STATED EXERCISE - Return every record exactly as written.

** START OF EXTRACTED ENTRIES **

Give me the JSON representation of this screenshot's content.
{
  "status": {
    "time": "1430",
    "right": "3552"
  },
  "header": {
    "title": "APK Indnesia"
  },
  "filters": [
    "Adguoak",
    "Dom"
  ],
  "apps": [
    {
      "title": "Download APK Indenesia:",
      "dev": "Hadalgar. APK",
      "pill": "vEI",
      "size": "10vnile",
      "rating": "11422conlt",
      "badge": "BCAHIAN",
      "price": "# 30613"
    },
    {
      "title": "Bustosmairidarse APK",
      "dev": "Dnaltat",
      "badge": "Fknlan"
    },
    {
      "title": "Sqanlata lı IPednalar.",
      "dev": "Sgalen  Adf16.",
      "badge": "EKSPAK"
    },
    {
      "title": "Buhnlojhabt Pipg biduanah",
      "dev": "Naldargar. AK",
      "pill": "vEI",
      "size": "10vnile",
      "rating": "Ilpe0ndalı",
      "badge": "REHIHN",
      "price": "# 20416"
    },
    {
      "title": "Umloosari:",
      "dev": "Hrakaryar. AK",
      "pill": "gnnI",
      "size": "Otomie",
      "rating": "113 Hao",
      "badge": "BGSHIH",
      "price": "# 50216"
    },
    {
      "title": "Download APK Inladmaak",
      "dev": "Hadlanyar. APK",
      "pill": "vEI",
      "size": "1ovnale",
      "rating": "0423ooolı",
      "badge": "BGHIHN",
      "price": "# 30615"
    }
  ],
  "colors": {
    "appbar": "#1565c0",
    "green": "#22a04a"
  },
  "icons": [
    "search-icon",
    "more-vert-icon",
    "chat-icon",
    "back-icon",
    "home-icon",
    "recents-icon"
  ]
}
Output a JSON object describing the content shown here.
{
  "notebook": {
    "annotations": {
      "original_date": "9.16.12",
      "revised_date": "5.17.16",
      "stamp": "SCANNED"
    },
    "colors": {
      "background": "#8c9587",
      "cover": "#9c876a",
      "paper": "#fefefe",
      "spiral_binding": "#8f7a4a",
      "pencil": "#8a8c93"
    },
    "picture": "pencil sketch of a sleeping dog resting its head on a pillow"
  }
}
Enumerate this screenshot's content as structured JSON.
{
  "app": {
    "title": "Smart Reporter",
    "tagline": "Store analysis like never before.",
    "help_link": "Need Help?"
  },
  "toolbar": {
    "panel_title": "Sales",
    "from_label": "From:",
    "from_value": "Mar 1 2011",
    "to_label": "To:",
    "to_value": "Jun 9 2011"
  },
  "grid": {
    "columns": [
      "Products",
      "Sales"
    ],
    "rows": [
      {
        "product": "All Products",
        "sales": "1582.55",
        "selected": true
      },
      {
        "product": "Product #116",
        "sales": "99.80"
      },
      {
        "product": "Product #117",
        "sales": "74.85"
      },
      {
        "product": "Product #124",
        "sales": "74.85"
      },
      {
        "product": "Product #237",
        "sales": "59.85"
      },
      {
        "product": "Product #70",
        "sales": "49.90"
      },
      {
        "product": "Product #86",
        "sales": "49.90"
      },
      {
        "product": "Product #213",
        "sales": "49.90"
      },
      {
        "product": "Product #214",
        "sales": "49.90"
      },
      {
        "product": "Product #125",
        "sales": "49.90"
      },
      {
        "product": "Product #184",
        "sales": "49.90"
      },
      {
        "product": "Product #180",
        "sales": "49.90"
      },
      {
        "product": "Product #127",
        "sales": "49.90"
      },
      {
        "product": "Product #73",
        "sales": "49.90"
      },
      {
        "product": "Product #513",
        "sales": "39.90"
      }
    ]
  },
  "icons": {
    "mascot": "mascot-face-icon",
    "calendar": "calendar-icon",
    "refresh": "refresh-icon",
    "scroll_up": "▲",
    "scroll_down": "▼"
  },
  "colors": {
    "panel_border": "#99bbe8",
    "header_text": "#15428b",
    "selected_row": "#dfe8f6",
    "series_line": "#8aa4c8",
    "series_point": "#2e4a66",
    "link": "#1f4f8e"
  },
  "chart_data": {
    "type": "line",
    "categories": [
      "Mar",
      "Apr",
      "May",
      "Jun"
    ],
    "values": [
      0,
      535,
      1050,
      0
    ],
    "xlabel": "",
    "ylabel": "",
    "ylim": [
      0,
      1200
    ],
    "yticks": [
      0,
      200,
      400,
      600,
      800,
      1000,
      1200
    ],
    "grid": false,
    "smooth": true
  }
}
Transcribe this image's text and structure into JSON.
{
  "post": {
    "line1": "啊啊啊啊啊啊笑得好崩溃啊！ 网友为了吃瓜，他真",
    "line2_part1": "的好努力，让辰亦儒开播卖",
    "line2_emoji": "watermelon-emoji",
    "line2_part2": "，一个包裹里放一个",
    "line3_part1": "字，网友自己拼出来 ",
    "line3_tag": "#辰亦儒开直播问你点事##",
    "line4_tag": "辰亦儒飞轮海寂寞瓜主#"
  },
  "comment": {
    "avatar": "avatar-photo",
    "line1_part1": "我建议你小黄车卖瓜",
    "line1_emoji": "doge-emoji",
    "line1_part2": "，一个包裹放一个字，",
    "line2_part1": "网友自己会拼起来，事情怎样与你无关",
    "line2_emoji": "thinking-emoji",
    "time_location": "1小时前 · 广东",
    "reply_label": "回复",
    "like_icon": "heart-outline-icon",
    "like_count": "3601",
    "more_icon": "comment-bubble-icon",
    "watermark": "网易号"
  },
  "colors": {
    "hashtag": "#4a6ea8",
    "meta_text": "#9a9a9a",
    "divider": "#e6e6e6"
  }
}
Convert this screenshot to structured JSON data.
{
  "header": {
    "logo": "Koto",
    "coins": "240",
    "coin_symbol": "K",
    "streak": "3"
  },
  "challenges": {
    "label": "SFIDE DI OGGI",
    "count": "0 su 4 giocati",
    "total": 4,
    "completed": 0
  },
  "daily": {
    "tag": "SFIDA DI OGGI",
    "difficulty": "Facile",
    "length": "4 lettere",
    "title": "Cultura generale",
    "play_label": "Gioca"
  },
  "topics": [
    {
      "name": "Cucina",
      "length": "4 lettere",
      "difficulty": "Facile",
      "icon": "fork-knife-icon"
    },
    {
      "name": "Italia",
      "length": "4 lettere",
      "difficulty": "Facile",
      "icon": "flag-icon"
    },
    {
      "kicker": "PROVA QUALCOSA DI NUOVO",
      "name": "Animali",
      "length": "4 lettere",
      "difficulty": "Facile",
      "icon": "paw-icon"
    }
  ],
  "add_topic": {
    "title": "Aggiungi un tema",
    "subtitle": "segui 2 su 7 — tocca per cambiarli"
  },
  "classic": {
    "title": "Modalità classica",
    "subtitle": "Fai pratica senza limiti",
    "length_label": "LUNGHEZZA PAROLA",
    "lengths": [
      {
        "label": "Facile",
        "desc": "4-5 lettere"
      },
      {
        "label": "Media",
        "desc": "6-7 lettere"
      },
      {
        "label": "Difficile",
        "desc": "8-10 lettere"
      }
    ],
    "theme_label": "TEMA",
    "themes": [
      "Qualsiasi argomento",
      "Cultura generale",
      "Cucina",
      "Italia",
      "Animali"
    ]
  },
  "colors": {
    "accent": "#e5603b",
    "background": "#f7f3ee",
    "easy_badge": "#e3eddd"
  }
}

** END OF EXTRACTED ENTRIES **

RESULT OF THE EXERCISE -
Give me the JSON representation of this screenshot's content.
{
  "status": {
    "time": "1430",
    "right": "3552"
  },
  "header": {
    "title": "APK Indnesia"
  },
  "filters": [
    "Adguoak",
    "Dom"
  ],
  "apps": [
    {
      "title": "Download APK Indenesia:",
      "dev": "Hadalgar. APK",
      "pill": "vEI",
      "size": "10vnile",
      "rating": "11422conlt",
      "badge": "BCAHIAN",
      "price": "# 30613"
    },
    {
      "title": "Bustosmairidarse APK",
      "dev": "Dnaltat",
      "badge": "Fknlan"
    },
    {
      "title": "Sqanlata lı IPednalar.",
      "dev": "Sgalen  Adf16.",
      "badge": "EKSPAK"
    },
    {
      "title": "Buhnlojhabt Pipg biduanah",
      "dev": "Naldargar. AK",
      "pill": "vEI",
      "size": "10vnile",
      "rating": "Ilpe0ndalı",
      "badge": "REHIHN",
      "price": "# 20416"
    },
    {
      "title": "Umloosari:",
      "dev": "Hrakaryar. AK",
      "pill": "gnnI",
      "size": "Otomie",
      "rating": "113 Hao",
      "badge": "BGSHIH",
      "price": "# 50216"
    },
    {
      "title": "Download APK Inladmaak",
      "dev": "Hadlanyar. APK",
      "pill": "vEI",
      "size": "1ovnale",
      "rating": "0423ooolı",
      "badge": "BGHIHN",
      "price": "# 30615"
    }
  ],
  "colors": {
    "appbar": "#1565c0",
    "green": "#22a04a"
  },
  "icons": [
    "search-icon",
    "more-vert-icon",
    "chat-icon",
    "back-icon",
    "home-icon",
    "recents-icon"
  ]
}
Output a JSON object describing the content shown here.
{
  "notebook": {
    "annotations": {
      "original_date": "9.16.12",
      "revised_date": "5.17.16",
      "stamp": "SCANNED"
    },
    "colors": {
      "background": "#8c9587",
      "cover": "#9c876a",
      "paper": "#fefefe",
      "spiral_binding": "#8f7a4a",
      "pencil": "#8a8c93"
    },
    "picture": "pencil sketch of a sleeping dog resting its head on a pillow"
  }
}
Enumerate this screenshot's content as structured JSON.
{
  "app": {
    "title": "Smart Reporter",
    "tagline": "Store analysis like never before.",
    "help_link": "Need Help?"
  },
  "toolbar": {
    "panel_title": "Sales",
    "from_label": "From:",
    "from_value": "Mar 1 2011",
    "to_label": "To:",
    "to_value": "Jun 9 2011"
  },
  "grid": {
    "columns": [
      "Products",
      "Sales"
    ],
    "rows": [
      {
        "product": "All Products",
        "sales": "1582.55",
        "selected": true
      },
      {
        "product": "Product #116",
        "sales": "99.80"
      },
      {
        "product": "Product #117",
        "sales": "74.85"
      },
      {
        "product": "Product #124",
        "sales": "74.85"
      },
      {
        "product": "Product #237",
        "sales": "59.85"
      },
      {
        "product": "Product #70",
        "sales": "49.90"
      },
      {
        "product": "Product #86",
        "sales": "49.90"
      },
      {
        "product": "Product #213",
        "sales": "49.90"
      },
      {
        "product": "Product #214",
        "sales": "49.90"
      },
      {
        "product": "Product #125",
        "sales": "49.90"
      },
      {
        "product": "Product #184",
        "sales": "49.90"
      },
      {
        "product": "Product #180",
        "sales": "49.90"
      },
      {
        "product": "Product #127",
        "sales": "49.90"
      },
      {
        "product": "Product #73",
        "sales": "49.90"
      },
      {
        "product": "Product #513",
        "sales": "39.90"
      }
    ]
  },
  "icons": {
    "mascot": "mascot-face-icon",
    "calendar": "calendar-icon",
    "refresh": "refresh-icon",
    "scroll_up": "▲",
    "scroll_down": "▼"
  },
  "colors": {
    "panel_border": "#99bbe8",
    "header_text": "#15428b",
    "selected_row": "#dfe8f6",
    "series_line": "#8aa4c8",
    "series_point": "#2e4a66",
    "link": "#1f4f8e"
  },
  "chart_data": {
    "type": "line",
    "categories": [
      "Mar",
      "Apr",
      "May",
      "Jun"
    ],
    "values": [
      0,
      535,
      1050,
      0
    ],
    "xlabel": "",
    "ylabel": "",
    "ylim": [
      0,
      1200
    ],
    "yticks": [
      0,
      200,
      400,
      600,
      800,
      1000,
      1200
    ],
    "grid": false,
    "smooth": true
  }
}
Transcribe this image's text and structure into JSON.
{
  "post": {
    "line1": "啊啊啊啊啊啊笑得好崩溃啊！ 网友为了吃瓜，他真",
    "line2_part1": "的好努力，让辰亦儒开播卖",
    "line2_emoji": "watermelon-emoji",
    "line2_part2": "，一个包裹里放一个",
    "line3_part1": "字，网友自己拼出来 ",
    "line3_tag": "#辰亦儒开直播问你点事##",
    "line4_tag": "辰亦儒飞轮海寂寞瓜主#"
  },
  "comment": {
    "avatar": "avatar-photo",
    "line1_part1": "我建议你小黄车卖瓜",
    "line1_emoji": "doge-emoji",
    "line1_part2": "，一个包裹放一个字，",
    "line2_part1": "网友自己会拼起来，事情怎样与你无关",
    "line2_emoji": "thinking-emoji",
    "time_location": "1小时前 · 广东",
    "reply_label": "回复",
    "like_icon": "heart-outline-icon",
    "like_count": "3601",
    "more_icon": "comment-bubble-icon",
    "watermark": "网易号"
  },
  "colors": {
    "hashtag": "#4a6ea8",
    "meta_text": "#9a9a9a",
    "divider": "#e6e6e6"
  }
}
Convert this screenshot to structured JSON data.
{
  "header": {
    "logo": "Koto",
    "coins": "240",
    "coin_symbol": "K",
    "streak": "3"
  },
  "challenges": {
    "label": "SFIDE DI OGGI",
    "count": "0 su 4 giocati",
    "total": 4,
    "completed": 0
  },
  "daily": {
    "tag": "SFIDA DI OGGI",
    "difficulty": "Facile",
    "length": "4 lettere",
    "title": "Cultura generale",
    "play_label": "Gioca"
  },
  "topics": [
    {
      "name": "Cucina",
      "length": "4 lettere",
      "difficulty": "Facile",
      "icon": "fork-knife-icon"
    },
    {
      "name": "Italia",
      "length": "4 lettere",
      "difficulty": "Facile",
      "icon": "flag-icon"
    },
    {
      "kicker": "PROVA QUALCOSA DI NUOVO",
      "name": "Animali",
      "length": "4 lettere",
      "difficulty": "Facile",
      "icon": "paw-icon"
    }
  ],
  "add_topic": {
    "title": "Aggiungi un tema",
    "subtitle": "segui 2 su 7 — tocca per cambiarli"
  },
  "classic": {
    "title": "Modalità classica",
    "subtitle": "Fai pratica senza limiti",
    "length_label": "LUNGHEZZA PAROLA",
    "lengths": [
      {
        "label": "Facile",
        "desc": "4-5 lettere"
      },
      {
        "label": "Media",
        "desc": "6-7 lettere"
      },
      {
        "label": "Difficile",
        "desc": "8-10 lettere"
      }
    ],
    "theme_label": "TEMA",
    "themes": [
      "Qualsiasi argomento",
      "Cultura generale",
      "Cucina",
      "Italia",
      "Animali"
    ]
  },
  "colors": {
    "accent": "#e5603b",
    "background": "#f7f3ee",
    "easy_badge": "#e3eddd"
  }
}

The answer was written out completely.